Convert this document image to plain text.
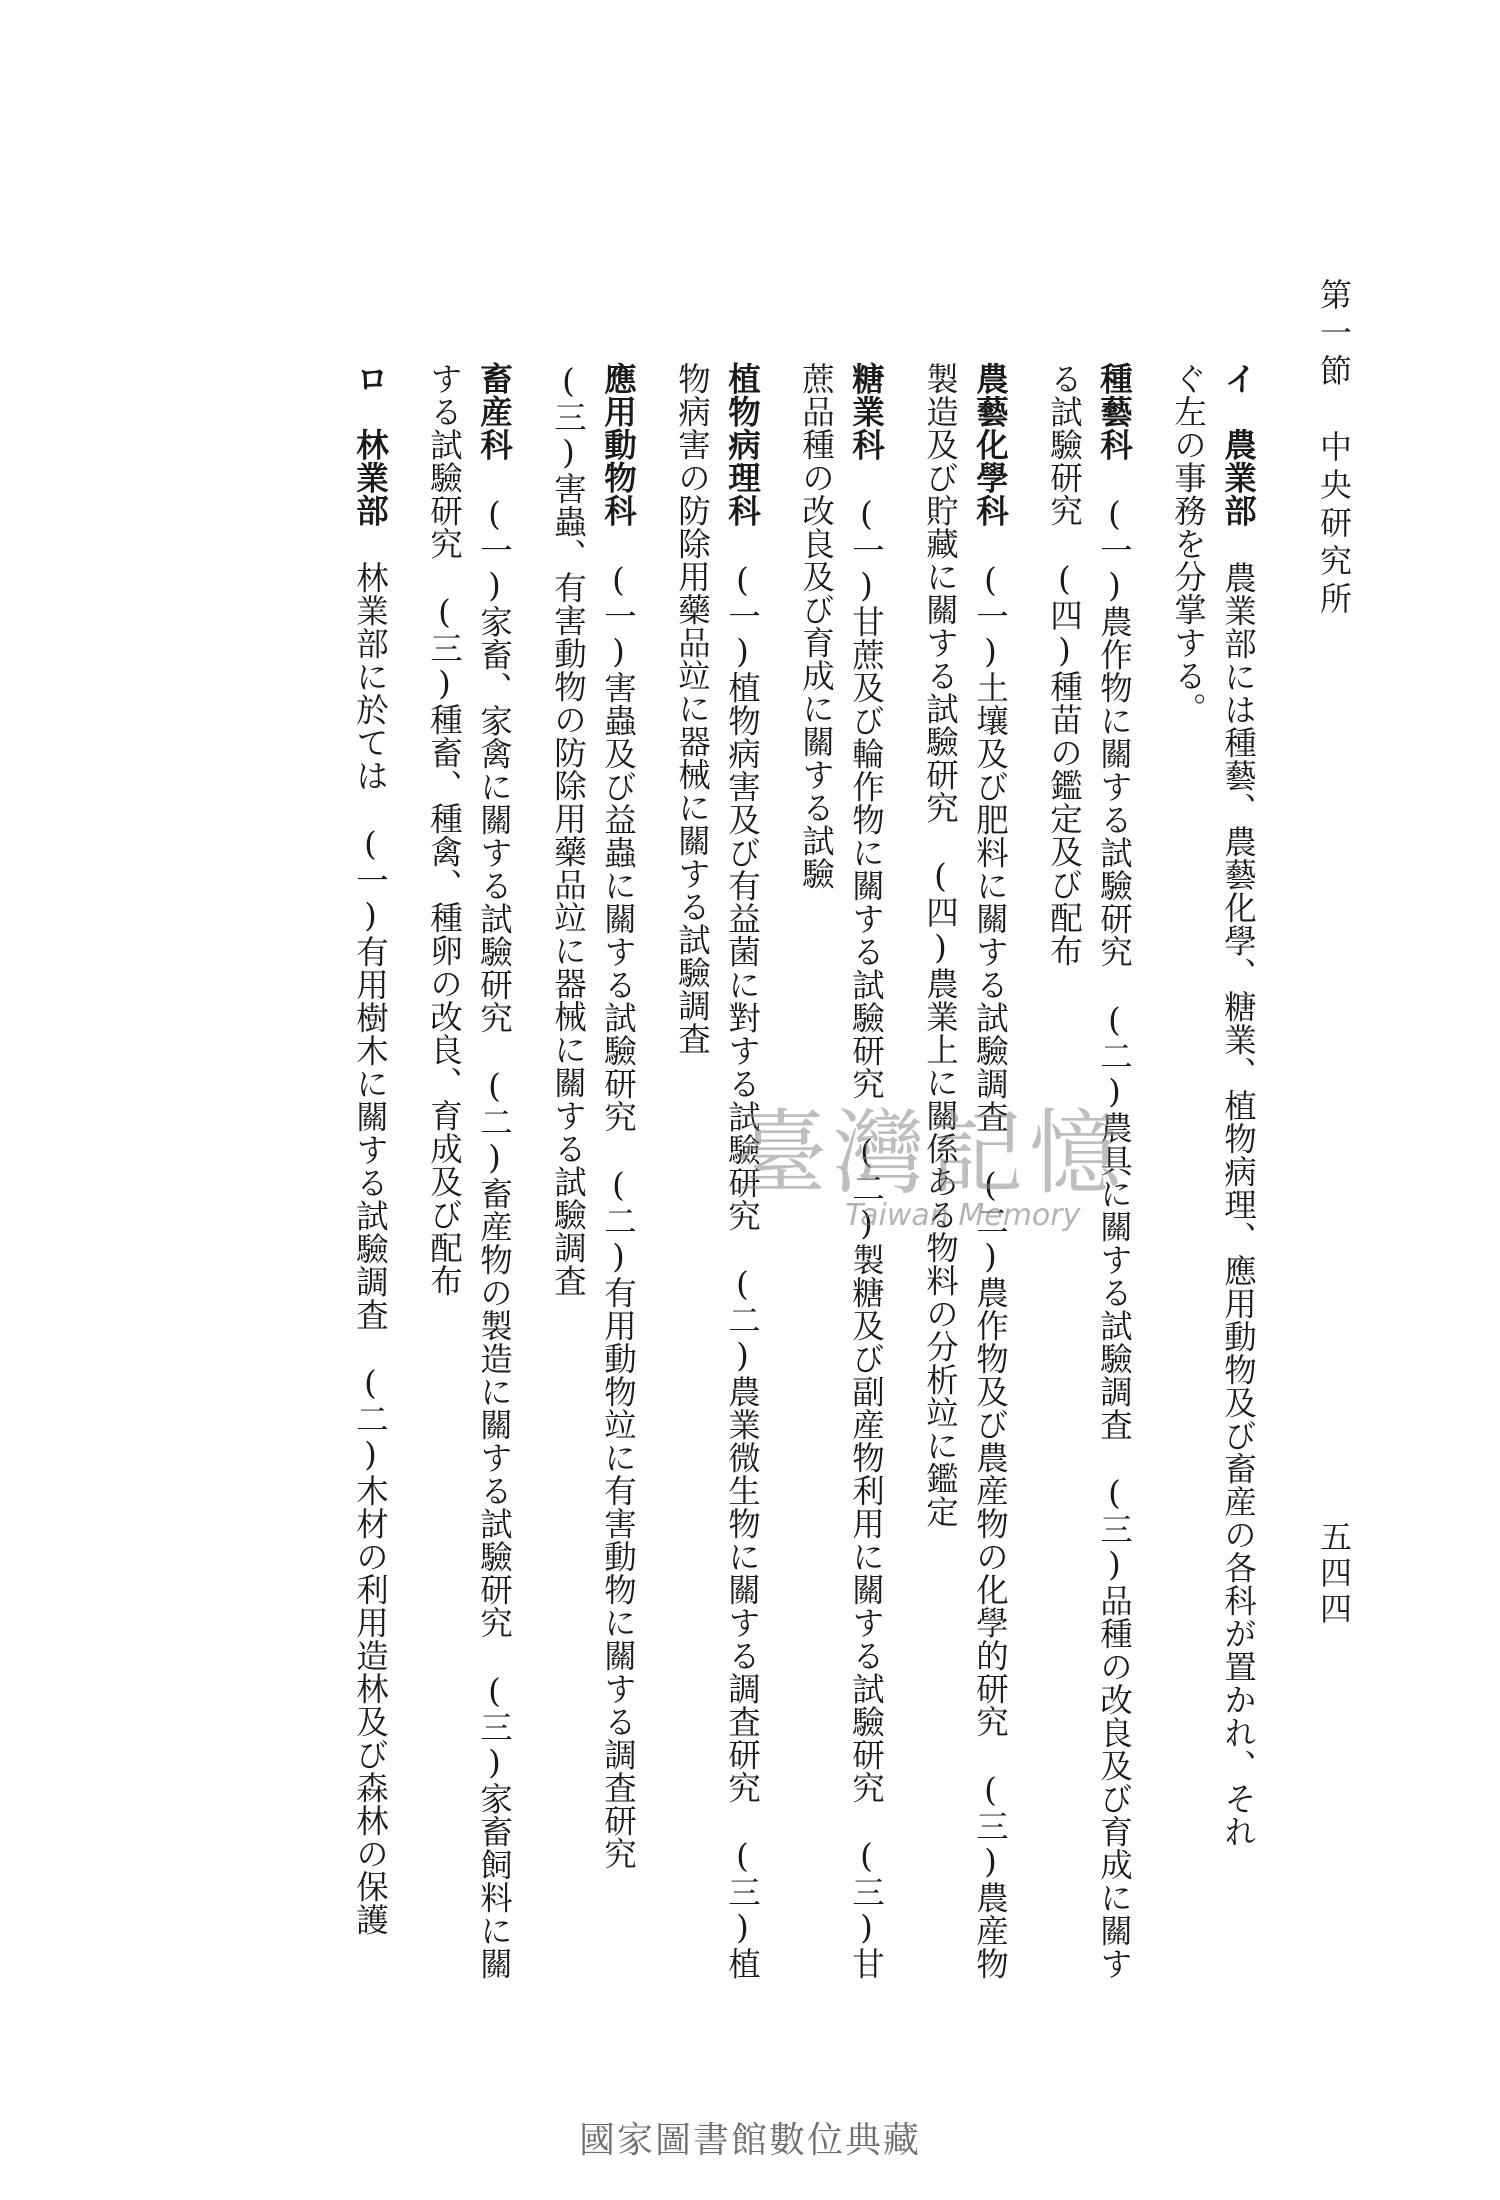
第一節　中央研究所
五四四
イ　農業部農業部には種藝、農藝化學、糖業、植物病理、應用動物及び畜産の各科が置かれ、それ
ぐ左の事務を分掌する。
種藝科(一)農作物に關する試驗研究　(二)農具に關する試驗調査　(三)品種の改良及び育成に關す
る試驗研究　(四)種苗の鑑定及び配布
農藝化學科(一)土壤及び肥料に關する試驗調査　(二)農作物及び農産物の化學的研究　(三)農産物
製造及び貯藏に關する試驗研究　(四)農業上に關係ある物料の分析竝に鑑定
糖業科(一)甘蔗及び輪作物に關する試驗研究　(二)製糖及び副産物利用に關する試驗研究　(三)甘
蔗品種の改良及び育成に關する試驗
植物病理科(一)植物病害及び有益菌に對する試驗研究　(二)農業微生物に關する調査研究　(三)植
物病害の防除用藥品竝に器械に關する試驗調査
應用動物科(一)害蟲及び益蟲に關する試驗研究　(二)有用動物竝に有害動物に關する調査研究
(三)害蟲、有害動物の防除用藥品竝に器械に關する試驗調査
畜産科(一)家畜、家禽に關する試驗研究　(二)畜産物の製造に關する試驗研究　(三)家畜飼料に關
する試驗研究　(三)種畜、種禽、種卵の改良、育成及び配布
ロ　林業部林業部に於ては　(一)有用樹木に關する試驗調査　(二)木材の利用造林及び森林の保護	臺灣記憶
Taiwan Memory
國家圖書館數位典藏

════

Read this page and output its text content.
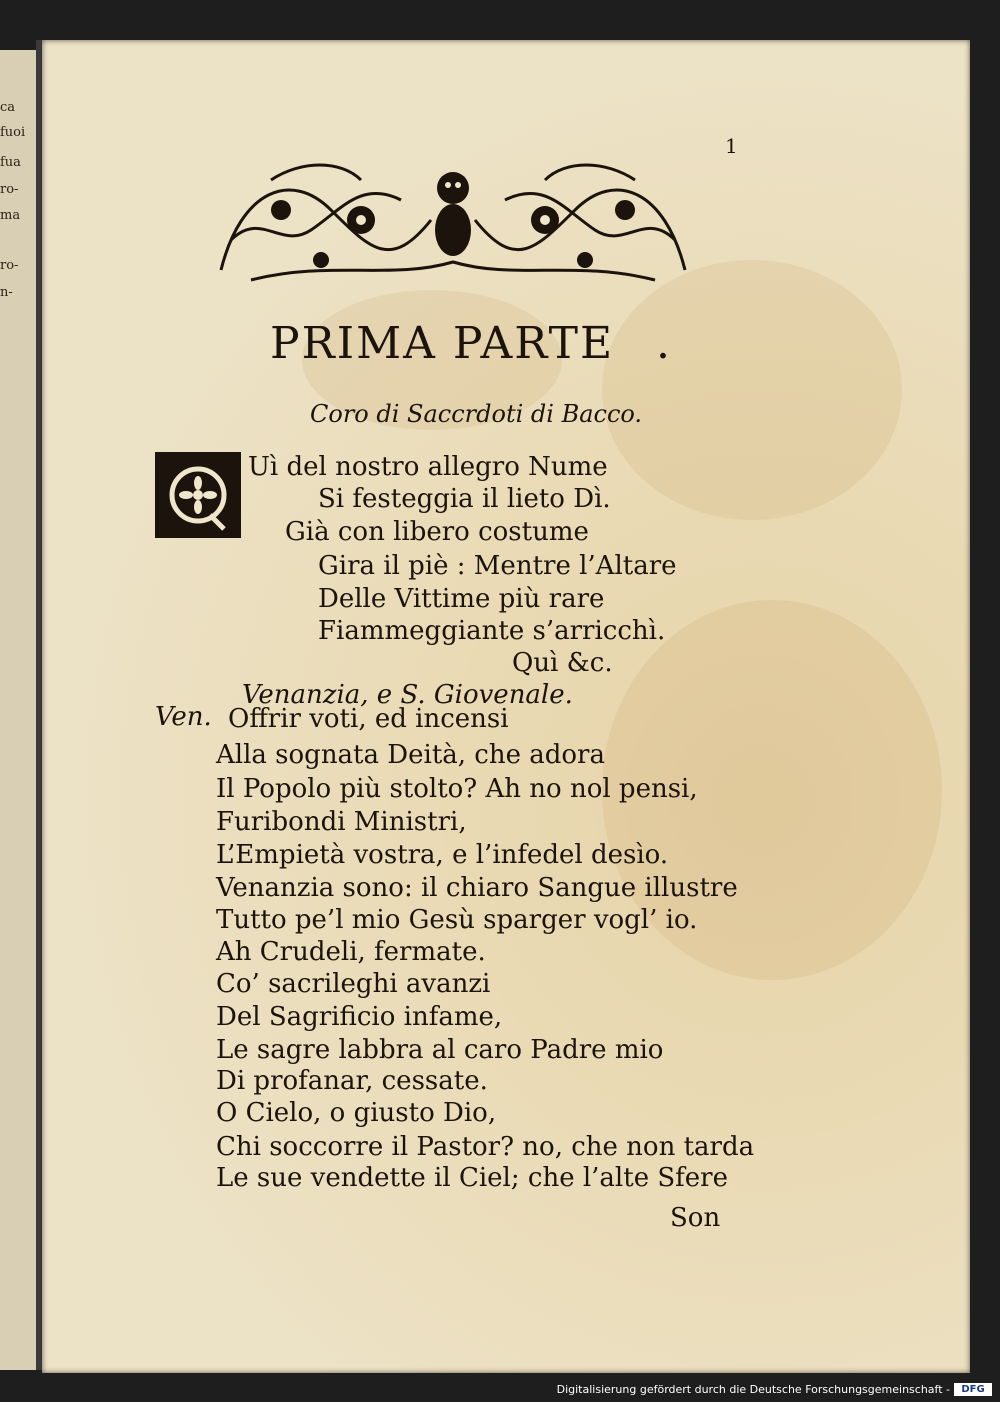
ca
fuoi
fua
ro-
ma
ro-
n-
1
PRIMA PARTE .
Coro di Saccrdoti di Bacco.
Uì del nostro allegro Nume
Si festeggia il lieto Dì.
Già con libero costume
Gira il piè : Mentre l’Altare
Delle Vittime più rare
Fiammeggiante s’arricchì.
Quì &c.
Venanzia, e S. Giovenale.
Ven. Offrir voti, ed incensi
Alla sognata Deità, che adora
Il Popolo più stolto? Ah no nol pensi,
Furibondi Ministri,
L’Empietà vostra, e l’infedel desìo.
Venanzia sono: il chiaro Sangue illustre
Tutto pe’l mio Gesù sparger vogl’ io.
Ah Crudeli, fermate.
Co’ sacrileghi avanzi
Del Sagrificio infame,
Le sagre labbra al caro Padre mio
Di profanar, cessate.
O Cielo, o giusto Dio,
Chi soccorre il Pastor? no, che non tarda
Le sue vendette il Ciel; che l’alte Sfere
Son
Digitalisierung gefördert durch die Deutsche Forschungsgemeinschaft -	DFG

════

→ Task details: Find how many lines in the material hold the word "Venanzia" and state that number alone.

→ In response: 2